__Short exercise__. Transcribe all the records exactly and omit any images they hold.
+ + +
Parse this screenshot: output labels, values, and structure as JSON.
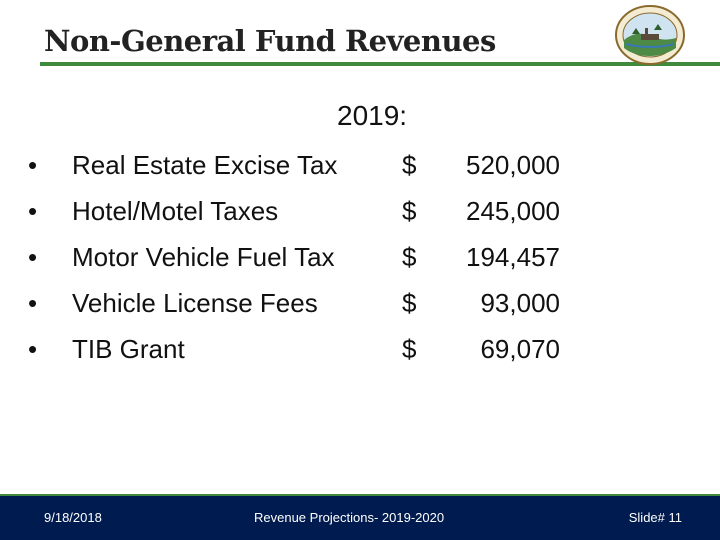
{
  "header": {
    "title": "Non-General Fund Revenues",
    "logo_icon": "city-seal-icon",
    "accent_color": "#3f8a3c"
  },
  "body": {
    "year_label": "2019:",
    "bullet": "•",
    "currency": "$",
    "items": [
      {
        "label": "Real Estate Excise Tax",
        "amount": "520,000"
      },
      {
        "label": "Hotel/Motel Taxes",
        "amount": "245,000"
      },
      {
        "label": "Motor Vehicle Fuel Tax",
        "amount": "194,457"
      },
      {
        "label": "Vehicle License Fees",
        "amount": "93,000"
      },
      {
        "label": "TIB Grant",
        "amount": "69,070"
      }
    ]
  },
  "footer": {
    "date": "9/18/2018",
    "center_text": "Revenue Projections- 2019-2020",
    "slide_label": "Slide# 11",
    "background_color": "#001b4f"
  }
}
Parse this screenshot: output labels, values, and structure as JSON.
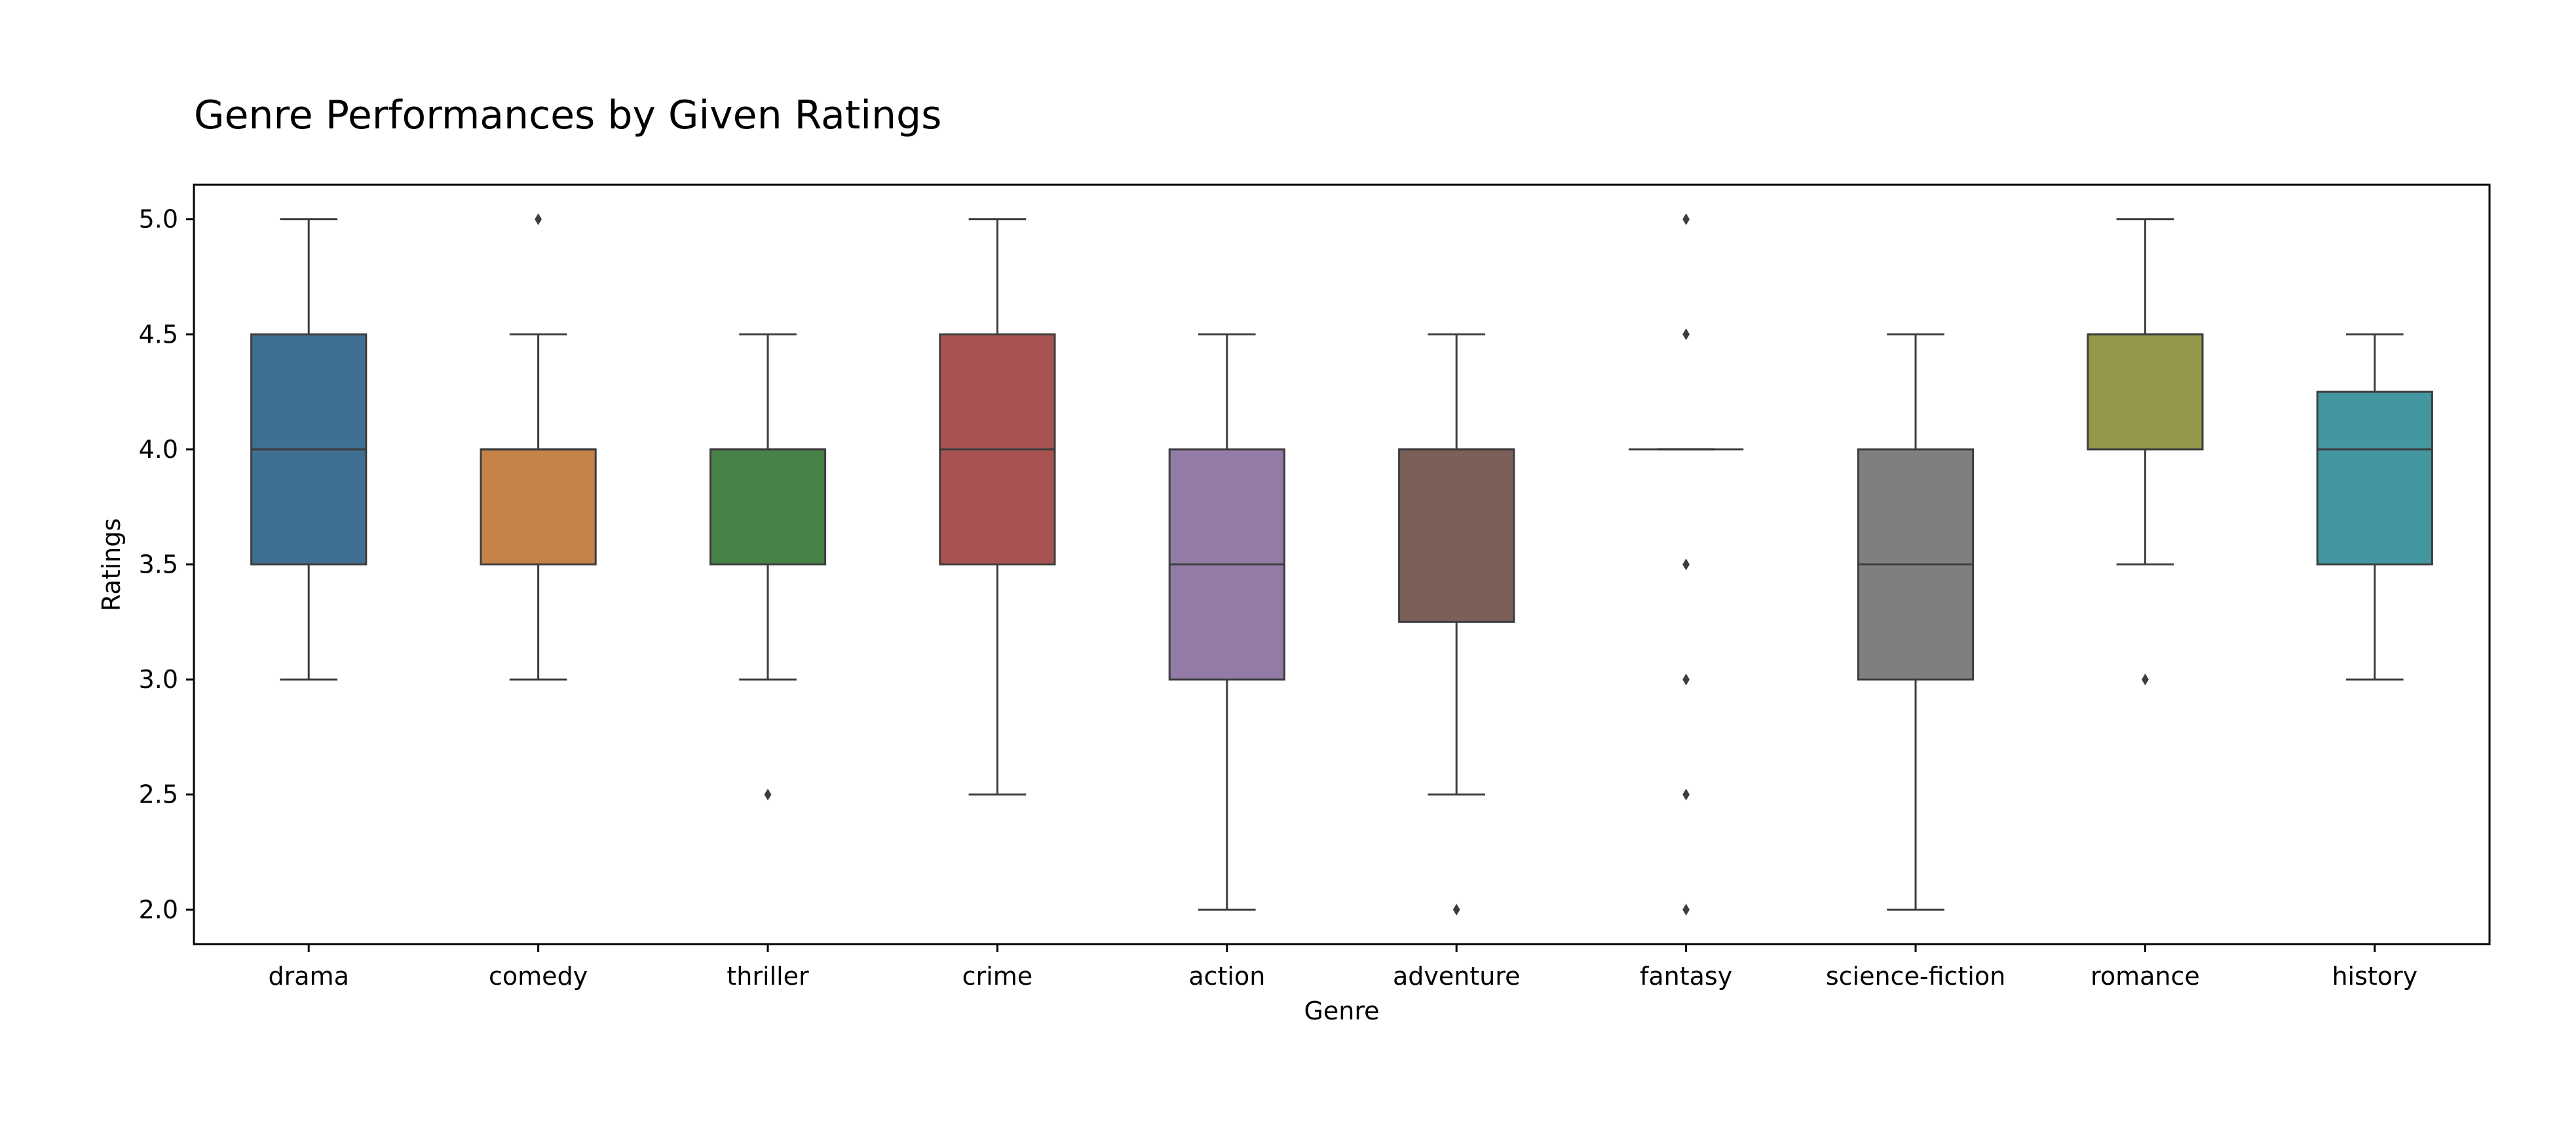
+ + +
__Answer to this task__.
Parse this screenshot: output labels, values, and structure as JSON.
{
  "header": {
    "title": "Non-General Fund Revenues",
    "logo_icon": "city-seal-icon",
    "accent_color": "#3f8a3c"
  },
  "body": {
    "year_label": "2019:",
    "bullet": "•",
    "currency": "$",
    "items": [
      {
        "label": "Real Estate Excise Tax",
        "amount": "520,000"
      },
      {
        "label": "Hotel/Motel Taxes",
        "amount": "245,000"
      },
      {
        "label": "Motor Vehicle Fuel Tax",
        "amount": "194,457"
      },
      {
        "label": "Vehicle License Fees",
        "amount": "93,000"
      },
      {
        "label": "TIB Grant",
        "amount": "69,070"
      }
    ]
  },
  "footer": {
    "date": "9/18/2018",
    "center_text": "Revenue Projections- 2019-2020",
    "slide_label": "Slide# 11",
    "background_color": "#001b4f"
  }
}
Parse this screenshot: output labels, values, and structure as JSON.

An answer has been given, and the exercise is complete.